(Extracted records)
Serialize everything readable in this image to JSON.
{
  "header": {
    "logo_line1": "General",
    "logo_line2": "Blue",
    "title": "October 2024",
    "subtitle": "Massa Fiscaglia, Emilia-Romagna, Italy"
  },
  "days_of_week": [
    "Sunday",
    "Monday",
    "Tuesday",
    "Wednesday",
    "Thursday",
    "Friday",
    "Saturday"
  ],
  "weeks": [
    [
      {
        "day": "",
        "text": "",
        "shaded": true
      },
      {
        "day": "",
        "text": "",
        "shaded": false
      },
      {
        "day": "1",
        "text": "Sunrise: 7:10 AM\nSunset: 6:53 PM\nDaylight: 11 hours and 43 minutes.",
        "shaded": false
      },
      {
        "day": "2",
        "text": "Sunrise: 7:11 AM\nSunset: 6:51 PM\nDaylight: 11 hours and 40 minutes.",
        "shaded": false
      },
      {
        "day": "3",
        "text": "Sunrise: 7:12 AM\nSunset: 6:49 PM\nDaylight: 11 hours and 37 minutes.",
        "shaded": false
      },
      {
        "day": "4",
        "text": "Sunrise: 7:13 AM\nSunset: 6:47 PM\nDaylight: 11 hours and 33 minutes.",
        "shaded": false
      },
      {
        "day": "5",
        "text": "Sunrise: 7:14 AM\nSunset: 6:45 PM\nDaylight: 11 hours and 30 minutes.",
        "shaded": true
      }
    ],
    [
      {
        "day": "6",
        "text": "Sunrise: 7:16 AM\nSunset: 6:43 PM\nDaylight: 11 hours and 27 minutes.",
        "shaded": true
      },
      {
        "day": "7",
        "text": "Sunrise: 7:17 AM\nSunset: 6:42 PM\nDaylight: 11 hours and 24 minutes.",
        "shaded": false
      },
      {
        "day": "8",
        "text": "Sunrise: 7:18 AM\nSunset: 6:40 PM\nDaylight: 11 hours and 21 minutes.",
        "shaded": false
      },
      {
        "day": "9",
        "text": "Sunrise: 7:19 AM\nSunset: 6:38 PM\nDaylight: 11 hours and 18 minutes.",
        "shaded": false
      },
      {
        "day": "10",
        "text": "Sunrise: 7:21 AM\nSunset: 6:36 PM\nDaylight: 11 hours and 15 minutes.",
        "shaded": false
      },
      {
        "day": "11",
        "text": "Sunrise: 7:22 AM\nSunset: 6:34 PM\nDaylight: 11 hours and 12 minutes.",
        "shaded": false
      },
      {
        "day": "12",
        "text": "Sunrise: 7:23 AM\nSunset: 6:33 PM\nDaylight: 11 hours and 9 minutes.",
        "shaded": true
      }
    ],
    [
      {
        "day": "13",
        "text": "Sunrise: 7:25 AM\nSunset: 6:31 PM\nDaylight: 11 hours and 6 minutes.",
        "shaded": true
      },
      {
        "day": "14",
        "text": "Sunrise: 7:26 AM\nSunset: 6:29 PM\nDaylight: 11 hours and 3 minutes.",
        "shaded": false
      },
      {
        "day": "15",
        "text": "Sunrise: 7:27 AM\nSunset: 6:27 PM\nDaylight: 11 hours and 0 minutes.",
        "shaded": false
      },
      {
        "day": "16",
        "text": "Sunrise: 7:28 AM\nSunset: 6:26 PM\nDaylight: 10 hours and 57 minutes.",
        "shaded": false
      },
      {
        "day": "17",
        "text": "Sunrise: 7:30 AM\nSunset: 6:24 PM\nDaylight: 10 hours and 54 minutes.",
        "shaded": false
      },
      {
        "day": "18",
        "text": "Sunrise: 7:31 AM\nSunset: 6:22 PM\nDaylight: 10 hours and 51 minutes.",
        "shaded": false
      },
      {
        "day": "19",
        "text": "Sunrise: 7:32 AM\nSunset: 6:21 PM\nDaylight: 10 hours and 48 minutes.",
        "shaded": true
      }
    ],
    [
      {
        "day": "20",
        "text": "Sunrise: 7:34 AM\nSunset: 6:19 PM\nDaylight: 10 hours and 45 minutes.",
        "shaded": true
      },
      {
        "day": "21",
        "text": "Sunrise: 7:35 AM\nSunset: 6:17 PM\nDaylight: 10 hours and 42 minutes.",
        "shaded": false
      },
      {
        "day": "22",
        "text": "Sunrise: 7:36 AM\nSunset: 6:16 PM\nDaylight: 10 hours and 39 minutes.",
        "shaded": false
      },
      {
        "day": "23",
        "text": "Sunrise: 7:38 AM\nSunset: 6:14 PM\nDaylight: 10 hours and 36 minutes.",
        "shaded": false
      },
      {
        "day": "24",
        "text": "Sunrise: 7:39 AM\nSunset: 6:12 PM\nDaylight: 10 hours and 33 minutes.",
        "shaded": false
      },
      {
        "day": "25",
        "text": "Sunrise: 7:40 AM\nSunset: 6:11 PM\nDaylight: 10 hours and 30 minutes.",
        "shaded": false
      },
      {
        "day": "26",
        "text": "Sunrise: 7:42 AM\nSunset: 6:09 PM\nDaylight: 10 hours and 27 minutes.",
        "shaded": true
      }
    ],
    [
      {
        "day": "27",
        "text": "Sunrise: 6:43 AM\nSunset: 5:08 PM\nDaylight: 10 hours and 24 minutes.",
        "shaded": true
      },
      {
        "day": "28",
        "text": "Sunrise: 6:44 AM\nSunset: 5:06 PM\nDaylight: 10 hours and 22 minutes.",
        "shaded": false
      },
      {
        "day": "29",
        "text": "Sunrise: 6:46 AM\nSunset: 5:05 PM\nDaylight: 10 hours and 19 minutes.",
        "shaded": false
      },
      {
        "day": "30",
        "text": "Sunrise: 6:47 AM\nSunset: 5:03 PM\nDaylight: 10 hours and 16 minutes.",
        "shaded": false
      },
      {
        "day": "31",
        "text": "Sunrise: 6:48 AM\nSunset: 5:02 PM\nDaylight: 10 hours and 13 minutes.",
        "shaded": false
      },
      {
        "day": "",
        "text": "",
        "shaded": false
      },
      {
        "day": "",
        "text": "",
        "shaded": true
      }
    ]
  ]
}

REQUEST:
Every line of the material must be returned exactly as it appears.

FULL ANSWER:
Serialize everything readable in this image to JSON.
{
  "header": {
    "logo_line1": "General",
    "logo_line2": "Blue",
    "title": "October 2024",
    "subtitle": "Massa Fiscaglia, Emilia-Romagna, Italy"
  },
  "days_of_week": [
    "Sunday",
    "Monday",
    "Tuesday",
    "Wednesday",
    "Thursday",
    "Friday",
    "Saturday"
  ],
  "weeks": [
    [
      {
        "day": "",
        "text": "",
        "shaded": true
      },
      {
        "day": "",
        "text": "",
        "shaded": false
      },
      {
        "day": "1",
        "text": "Sunrise: 7:10 AM\nSunset: 6:53 PM\nDaylight: 11 hours and 43 minutes.",
        "shaded": false
      },
      {
        "day": "2",
        "text": "Sunrise: 7:11 AM\nSunset: 6:51 PM\nDaylight: 11 hours and 40 minutes.",
        "shaded": false
      },
      {
        "day": "3",
        "text": "Sunrise: 7:12 AM\nSunset: 6:49 PM\nDaylight: 11 hours and 37 minutes.",
        "shaded": false
      },
      {
        "day": "4",
        "text": "Sunrise: 7:13 AM\nSunset: 6:47 PM\nDaylight: 11 hours and 33 minutes.",
        "shaded": false
      },
      {
        "day": "5",
        "text": "Sunrise: 7:14 AM\nSunset: 6:45 PM\nDaylight: 11 hours and 30 minutes.",
        "shaded": true
      }
    ],
    [
      {
        "day": "6",
        "text": "Sunrise: 7:16 AM\nSunset: 6:43 PM\nDaylight: 11 hours and 27 minutes.",
        "shaded": true
      },
      {
        "day": "7",
        "text": "Sunrise: 7:17 AM\nSunset: 6:42 PM\nDaylight: 11 hours and 24 minutes.",
        "shaded": false
      },
      {
        "day": "8",
        "text": "Sunrise: 7:18 AM\nSunset: 6:40 PM\nDaylight: 11 hours and 21 minutes.",
        "shaded": false
      },
      {
        "day": "9",
        "text": "Sunrise: 7:19 AM\nSunset: 6:38 PM\nDaylight: 11 hours and 18 minutes.",
        "shaded": false
      },
      {
        "day": "10",
        "text": "Sunrise: 7:21 AM\nSunset: 6:36 PM\nDaylight: 11 hours and 15 minutes.",
        "shaded": false
      },
      {
        "day": "11",
        "text": "Sunrise: 7:22 AM\nSunset: 6:34 PM\nDaylight: 11 hours and 12 minutes.",
        "shaded": false
      },
      {
        "day": "12",
        "text": "Sunrise: 7:23 AM\nSunset: 6:33 PM\nDaylight: 11 hours and 9 minutes.",
        "shaded": true
      }
    ],
    [
      {
        "day": "13",
        "text": "Sunrise: 7:25 AM\nSunset: 6:31 PM\nDaylight: 11 hours and 6 minutes.",
        "shaded": true
      },
      {
        "day": "14",
        "text": "Sunrise: 7:26 AM\nSunset: 6:29 PM\nDaylight: 11 hours and 3 minutes.",
        "shaded": false
      },
      {
        "day": "15",
        "text": "Sunrise: 7:27 AM\nSunset: 6:27 PM\nDaylight: 11 hours and 0 minutes.",
        "shaded": false
      },
      {
        "day": "16",
        "text": "Sunrise: 7:28 AM\nSunset: 6:26 PM\nDaylight: 10 hours and 57 minutes.",
        "shaded": false
      },
      {
        "day": "17",
        "text": "Sunrise: 7:30 AM\nSunset: 6:24 PM\nDaylight: 10 hours and 54 minutes.",
        "shaded": false
      },
      {
        "day": "18",
        "text": "Sunrise: 7:31 AM\nSunset: 6:22 PM\nDaylight: 10 hours and 51 minutes.",
        "shaded": false
      },
      {
        "day": "19",
        "text": "Sunrise: 7:32 AM\nSunset: 6:21 PM\nDaylight: 10 hours and 48 minutes.",
        "shaded": true
      }
    ],
    [
      {
        "day": "20",
        "text": "Sunrise: 7:34 AM\nSunset: 6:19 PM\nDaylight: 10 hours and 45 minutes.",
        "shaded": true
      },
      {
        "day": "21",
        "text": "Sunrise: 7:35 AM\nSunset: 6:17 PM\nDaylight: 10 hours and 42 minutes.",
        "shaded": false
      },
      {
        "day": "22",
        "text": "Sunrise: 7:36 AM\nSunset: 6:16 PM\nDaylight: 10 hours and 39 minutes.",
        "shaded": false
      },
      {
        "day": "23",
        "text": "Sunrise: 7:38 AM\nSunset: 6:14 PM\nDaylight: 10 hours and 36 minutes.",
        "shaded": false
      },
      {
        "day": "24",
        "text": "Sunrise: 7:39 AM\nSunset: 6:12 PM\nDaylight: 10 hours and 33 minutes.",
        "shaded": false
      },
      {
        "day": "25",
        "text": "Sunrise: 7:40 AM\nSunset: 6:11 PM\nDaylight: 10 hours and 30 minutes.",
        "shaded": false
      },
      {
        "day": "26",
        "text": "Sunrise: 7:42 AM\nSunset: 6:09 PM\nDaylight: 10 hours and 27 minutes.",
        "shaded": true
      }
    ],
    [
      {
        "day": "27",
        "text": "Sunrise: 6:43 AM\nSunset: 5:08 PM\nDaylight: 10 hours and 24 minutes.",
        "shaded": true
      },
      {
        "day": "28",
        "text": "Sunrise: 6:44 AM\nSunset: 5:06 PM\nDaylight: 10 hours and 22 minutes.",
        "shaded": false
      },
      {
        "day": "29",
        "text": "Sunrise: 6:46 AM\nSunset: 5:05 PM\nDaylight: 10 hours and 19 minutes.",
        "shaded": false
      },
      {
        "day": "30",
        "text": "Sunrise: 6:47 AM\nSunset: 5:03 PM\nDaylight: 10 hours and 16 minutes.",
        "shaded": false
      },
      {
        "day": "31",
        "text": "Sunrise: 6:48 AM\nSunset: 5:02 PM\nDaylight: 10 hours and 13 minutes.",
        "shaded": false
      },
      {
        "day": "",
        "text": "",
        "shaded": false
      },
      {
        "day": "",
        "text": "",
        "shaded": true
      }
    ]
  ]
}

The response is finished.